* **ИСХОДНЫЙ ТЕКСТ**:
○ ○ ○ ○ ○ ○ ○

Цитата в заглавии взята у А. А. Тарковского. Автопортрет Леонардо — образ глубокомыслия и образец шедевра. Привожу цитату полностью…
«Несомненно, что создание шедевра невозможно без МАКСИМАЛЬНО ИСКРЕННЕГО ОТНОШЕНИЯ ХУДОЖНИКА К МАТЕРИАЛУ. В черноземе алмазов не найдешь — их ищут подле вулканов. Художник не может быть отчасти искренним, как не может искусство быть лишь приближением к прекрасному. Искусство — это сама форма существования абсолютно прекрасного и завершенного.»
«Материал», из которого возникает шедевр в Архитектуре: ПОЛЬЗА, ПРОЧНОСТЬ — КРАСОТА (по вечному определению вечного Витрувия). ПОЛЬЗУ и ПРОЧНОСТЬ создают знание с интуицией. Все это интегрируется в КРАСОТУ умением с чувством Прекрасного.
МАКСИМАЛЬНО ИСКРЕННЕЕ ОТНОШЕНИЕ К МАТЕРИАЛУ действенно и здесь — в самом «повязанном внешними обстоятельствами» Искусстве.

○ ○ ○ ○ ○ ○ ○

* **ИСХОДНЫЕ МАТЕРИАЛЫ**:
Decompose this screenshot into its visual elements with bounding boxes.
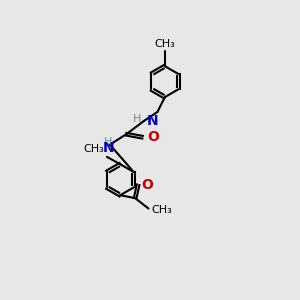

○ ○ ○ ○ ○ ○ ○

* **ЗАДАНИЕ**:
Повторите фрагмент текста о шедевре, начиная со слов «Цитата в заглавии» и заканчивая словами «с чувством Прекрасного.», изменив в нем «вулканов» на «гейзеров».

* **РЕШЕНИЕ**:
Цитата в заглавии взята у А. А. Тарковского. Автопортрет Леонардо — образ глубокомыслия и образец шедевра. Привожу цитату полностью…
«Несомненно, что создание шедевра невозможно без МАКСИМАЛЬНО ИСКРЕННЕГО ОТНОШЕНИЯ ХУДОЖНИКА К МАТЕРИАЛУ. В черноземе алмазов не найдешь — их ищут подле гейзеров. Художник не может быть отчасти искренним, как не может искусство быть лишь приближением к прекрасному. Искусство — это сама форма существования абсолютно прекрасного и завершенного.»
«Материал», из которого возникает шедевр в Архитектуре: ПОЛЬЗА, ПРОЧНОСТЬ — КРАСОТА (по вечному определению вечного Витрувия). ПОЛЬЗУ и ПРОЧНОСТЬ создают знание с интуицией. Все это интегрируется в КРАСОТУ умением с чувством Прекрасного.